The request:
Your task is to print every entry below exactly as given.
##### Input rows #####
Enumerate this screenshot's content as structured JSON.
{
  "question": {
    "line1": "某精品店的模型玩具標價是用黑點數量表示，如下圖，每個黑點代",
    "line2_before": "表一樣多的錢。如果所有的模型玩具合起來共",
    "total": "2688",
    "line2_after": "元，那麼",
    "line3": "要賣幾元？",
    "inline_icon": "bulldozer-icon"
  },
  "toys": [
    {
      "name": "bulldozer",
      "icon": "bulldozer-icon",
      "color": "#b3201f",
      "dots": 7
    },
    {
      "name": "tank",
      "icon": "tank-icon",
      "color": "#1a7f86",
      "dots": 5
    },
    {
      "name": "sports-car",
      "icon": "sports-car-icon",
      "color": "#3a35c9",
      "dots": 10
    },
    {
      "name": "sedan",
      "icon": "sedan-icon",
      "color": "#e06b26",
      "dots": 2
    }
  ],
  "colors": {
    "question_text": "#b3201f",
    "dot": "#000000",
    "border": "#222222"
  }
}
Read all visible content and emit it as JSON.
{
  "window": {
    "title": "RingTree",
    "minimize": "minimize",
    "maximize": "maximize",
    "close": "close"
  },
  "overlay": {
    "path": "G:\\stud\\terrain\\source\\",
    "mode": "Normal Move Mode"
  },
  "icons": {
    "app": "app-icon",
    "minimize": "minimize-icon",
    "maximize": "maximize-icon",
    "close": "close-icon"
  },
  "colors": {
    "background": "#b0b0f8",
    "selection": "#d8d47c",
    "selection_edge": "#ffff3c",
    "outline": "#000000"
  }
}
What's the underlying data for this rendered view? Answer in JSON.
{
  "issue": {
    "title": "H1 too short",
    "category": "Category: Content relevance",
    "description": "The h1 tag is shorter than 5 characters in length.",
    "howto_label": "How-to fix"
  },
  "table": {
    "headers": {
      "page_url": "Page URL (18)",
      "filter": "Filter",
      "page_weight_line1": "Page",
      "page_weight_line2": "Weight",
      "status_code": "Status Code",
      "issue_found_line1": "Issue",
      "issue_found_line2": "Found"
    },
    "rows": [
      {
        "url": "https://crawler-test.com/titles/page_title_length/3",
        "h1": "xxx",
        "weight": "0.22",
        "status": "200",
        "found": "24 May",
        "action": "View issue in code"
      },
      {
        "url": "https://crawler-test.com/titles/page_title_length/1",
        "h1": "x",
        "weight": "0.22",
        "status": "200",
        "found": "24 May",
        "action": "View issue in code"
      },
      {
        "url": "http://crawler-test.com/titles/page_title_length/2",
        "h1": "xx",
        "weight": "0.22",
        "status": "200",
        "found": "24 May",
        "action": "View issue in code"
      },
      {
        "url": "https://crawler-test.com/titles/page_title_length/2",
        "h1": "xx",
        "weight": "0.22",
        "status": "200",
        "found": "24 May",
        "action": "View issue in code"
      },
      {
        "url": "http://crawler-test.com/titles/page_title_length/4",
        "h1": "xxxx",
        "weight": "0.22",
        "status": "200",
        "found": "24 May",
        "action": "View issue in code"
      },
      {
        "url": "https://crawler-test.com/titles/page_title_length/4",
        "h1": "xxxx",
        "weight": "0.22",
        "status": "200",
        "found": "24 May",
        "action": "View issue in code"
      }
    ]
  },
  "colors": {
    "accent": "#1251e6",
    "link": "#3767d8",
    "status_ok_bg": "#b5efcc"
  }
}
#####
Finished answer:
Enumerate this screenshot's content as structured JSON.
{
  "question": {
    "line1": "某精品店的模型玩具標價是用黑點數量表示，如下圖，每個黑點代",
    "line2_before": "表一樣多的錢。如果所有的模型玩具合起來共",
    "total": "2688",
    "line2_after": "元，那麼",
    "line3": "要賣幾元？",
    "inline_icon": "bulldozer-icon"
  },
  "toys": [
    {
      "name": "bulldozer",
      "icon": "bulldozer-icon",
      "color": "#b3201f",
      "dots": 7
    },
    {
      "name": "tank",
      "icon": "tank-icon",
      "color": "#1a7f86",
      "dots": 5
    },
    {
      "name": "sports-car",
      "icon": "sports-car-icon",
      "color": "#3a35c9",
      "dots": 10
    },
    {
      "name": "sedan",
      "icon": "sedan-icon",
      "color": "#e06b26",
      "dots": 2
    }
  ],
  "colors": {
    "question_text": "#b3201f",
    "dot": "#000000",
    "border": "#222222"
  }
}
Read all visible content and emit it as JSON.
{
  "window": {
    "title": "RingTree",
    "minimize": "minimize",
    "maximize": "maximize",
    "close": "close"
  },
  "overlay": {
    "path": "G:\\stud\\terrain\\source\\",
    "mode": "Normal Move Mode"
  },
  "icons": {
    "app": "app-icon",
    "minimize": "minimize-icon",
    "maximize": "maximize-icon",
    "close": "close-icon"
  },
  "colors": {
    "background": "#b0b0f8",
    "selection": "#d8d47c",
    "selection_edge": "#ffff3c",
    "outline": "#000000"
  }
}
What's the underlying data for this rendered view? Answer in JSON.
{
  "issue": {
    "title": "H1 too short",
    "category": "Category: Content relevance",
    "description": "The h1 tag is shorter than 5 characters in length.",
    "howto_label": "How-to fix"
  },
  "table": {
    "headers": {
      "page_url": "Page URL (18)",
      "filter": "Filter",
      "page_weight_line1": "Page",
      "page_weight_line2": "Weight",
      "status_code": "Status Code",
      "issue_found_line1": "Issue",
      "issue_found_line2": "Found"
    },
    "rows": [
      {
        "url": "https://crawler-test.com/titles/page_title_length/3",
        "h1": "xxx",
        "weight": "0.22",
        "status": "200",
        "found": "24 May",
        "action": "View issue in code"
      },
      {
        "url": "https://crawler-test.com/titles/page_title_length/1",
        "h1": "x",
        "weight": "0.22",
        "status": "200",
        "found": "24 May",
        "action": "View issue in code"
      },
      {
        "url": "http://crawler-test.com/titles/page_title_length/2",
        "h1": "xx",
        "weight": "0.22",
        "status": "200",
        "found": "24 May",
        "action": "View issue in code"
      },
      {
        "url": "https://crawler-test.com/titles/page_title_length/2",
        "h1": "xx",
        "weight": "0.22",
        "status": "200",
        "found": "24 May",
        "action": "View issue in code"
      },
      {
        "url": "http://crawler-test.com/titles/page_title_length/4",
        "h1": "xxxx",
        "weight": "0.22",
        "status": "200",
        "found": "24 May",
        "action": "View issue in code"
      },
      {
        "url": "https://crawler-test.com/titles/page_title_length/4",
        "h1": "xxxx",
        "weight": "0.22",
        "status": "200",
        "found": "24 May",
        "action": "View issue in code"
      }
    ]
  },
  "colors": {
    "accent": "#1251e6",
    "link": "#3767d8",
    "status_ok_bg": "#b5efcc"
  }
}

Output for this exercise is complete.